[Saved data entries]
________________________

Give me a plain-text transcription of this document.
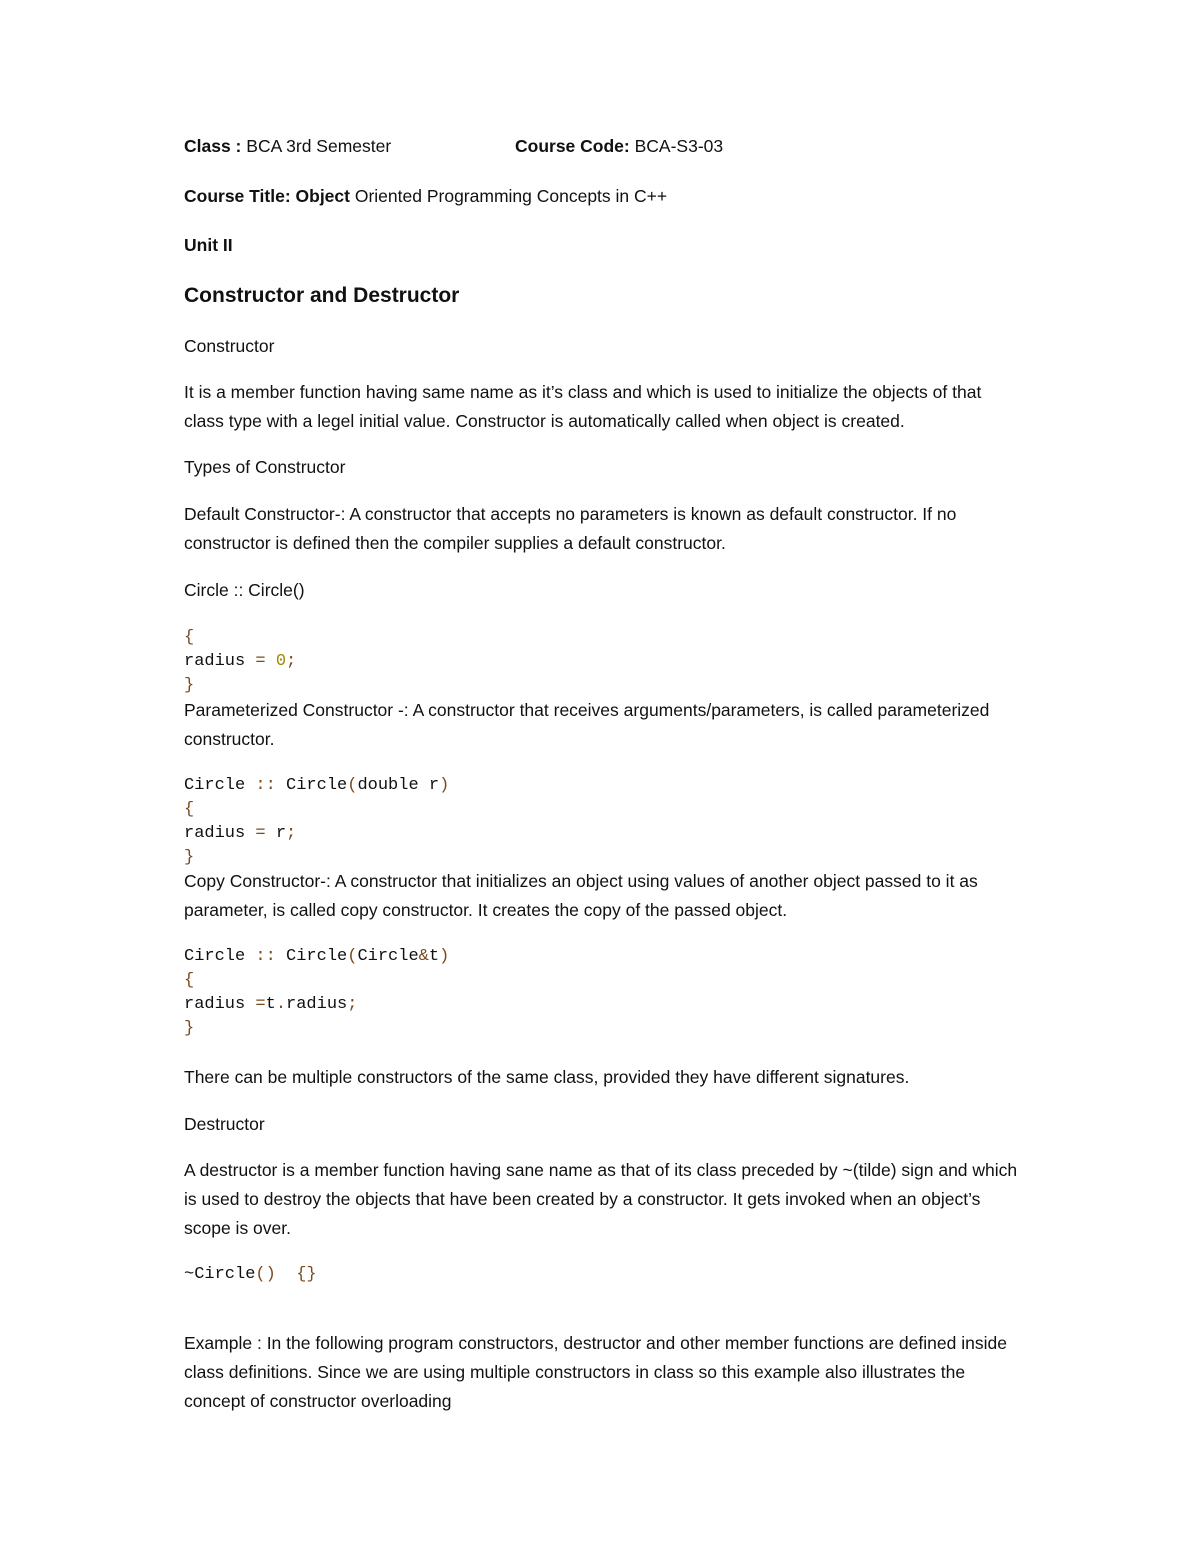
Class : BCA 3rd Semester	Course Code: BCA-S3-03
Course Title: Object Oriented Programming Concepts in C++
Unit II
Constructor and Destructor
Constructor
It is a member function having same name as it’s class and which is used to initialize the objects of that class type with a legel initial value. Constructor is automatically called when object is created.
Types of Constructor
Default Constructor-: A constructor that accepts no parameters is known as default constructor. If no constructor is defined then the compiler supplies a default constructor.
Circle :: Circle()
{
radius = 0;
}
Parameterized Constructor -: A constructor that receives arguments/parameters, is called parameterized constructor.
Circle :: Circle(double r)
{
radius = r;
}
Copy Constructor-: A constructor that initializes an object using values of another object passed to it as parameter, is called copy constructor. It creates the copy of the passed object.
Circle :: Circle(Circle&t)
{
radius =t.radius;
}
There can be multiple constructors of the same class, provided they have different signatures.
Destructor
A destructor is a member function having sane name as that of its class preceded by ~(tilde) sign and which is used to destroy the objects that have been created by a constructor. It gets invoked when an object’s scope is over.
~Circle() {}
Example : In the following program constructors, destructor and other member functions are defined inside class definitions. Since we are using multiple constructors in class so this example also illustrates the concept of constructor overloading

________________________

• **EXERCISE GOAL**
Above are records to transcribe exactly; leave their pictures out.

• **PROBLEM SOLUTION**
Give me a plain-text transcription of this document.
Class : BCA 3rd Semester	Course Code: BCA-S3-03
Course Title: Object Oriented Programming Concepts in C++
Unit II
Constructor and Destructor
Constructor
It is a member function having same name as it’s class and which is used to initialize the objects of that class type with a legel initial value. Constructor is automatically called when object is created.
Types of Constructor
Default Constructor-: A constructor that accepts no parameters is known as default constructor. If no constructor is defined then the compiler supplies a default constructor.
Circle :: Circle()
{
radius = 0;
}
Parameterized Constructor -: A constructor that receives arguments/parameters, is called parameterized constructor.
Circle :: Circle(double r)
{
radius = r;
}
Copy Constructor-: A constructor that initializes an object using values of another object passed to it as parameter, is called copy constructor. It creates the copy of the passed object.
Circle :: Circle(Circle&t)
{
radius =t.radius;
}
There can be multiple constructors of the same class, provided they have different signatures.
Destructor
A destructor is a member function having sane name as that of its class preceded by ~(tilde) sign and which is used to destroy the objects that have been created by a constructor. It gets invoked when an object’s scope is over.
~Circle() {}
Example : In the following program constructors, destructor and other member functions are defined inside class definitions. Since we are using multiple constructors in class so this example also illustrates the concept of constructor overloading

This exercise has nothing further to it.